— Start of Source data —
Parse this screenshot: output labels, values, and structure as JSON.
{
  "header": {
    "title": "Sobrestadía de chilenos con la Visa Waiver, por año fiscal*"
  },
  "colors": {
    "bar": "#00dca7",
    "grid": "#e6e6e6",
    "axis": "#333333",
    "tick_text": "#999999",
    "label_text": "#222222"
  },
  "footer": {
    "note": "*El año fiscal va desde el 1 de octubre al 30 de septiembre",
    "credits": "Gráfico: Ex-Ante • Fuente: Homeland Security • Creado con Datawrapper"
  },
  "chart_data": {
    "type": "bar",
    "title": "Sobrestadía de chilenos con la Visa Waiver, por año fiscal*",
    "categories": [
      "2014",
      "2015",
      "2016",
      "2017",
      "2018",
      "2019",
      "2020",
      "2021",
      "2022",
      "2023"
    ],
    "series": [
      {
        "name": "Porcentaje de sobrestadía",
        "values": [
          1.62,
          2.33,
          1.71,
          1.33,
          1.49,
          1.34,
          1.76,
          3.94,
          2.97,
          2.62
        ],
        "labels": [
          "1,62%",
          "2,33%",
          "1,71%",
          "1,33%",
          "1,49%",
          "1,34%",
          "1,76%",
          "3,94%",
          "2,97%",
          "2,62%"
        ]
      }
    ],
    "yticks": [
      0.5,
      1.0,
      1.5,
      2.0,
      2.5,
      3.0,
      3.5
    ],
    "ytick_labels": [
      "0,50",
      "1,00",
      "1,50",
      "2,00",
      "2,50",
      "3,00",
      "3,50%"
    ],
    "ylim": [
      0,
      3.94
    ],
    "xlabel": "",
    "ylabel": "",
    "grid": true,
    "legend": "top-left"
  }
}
— End of Source data —
> _What you will do_: Each line that contains the string "values" counts once; report how many such lines the entries have, giving only the number.

> _Result for this task_: 2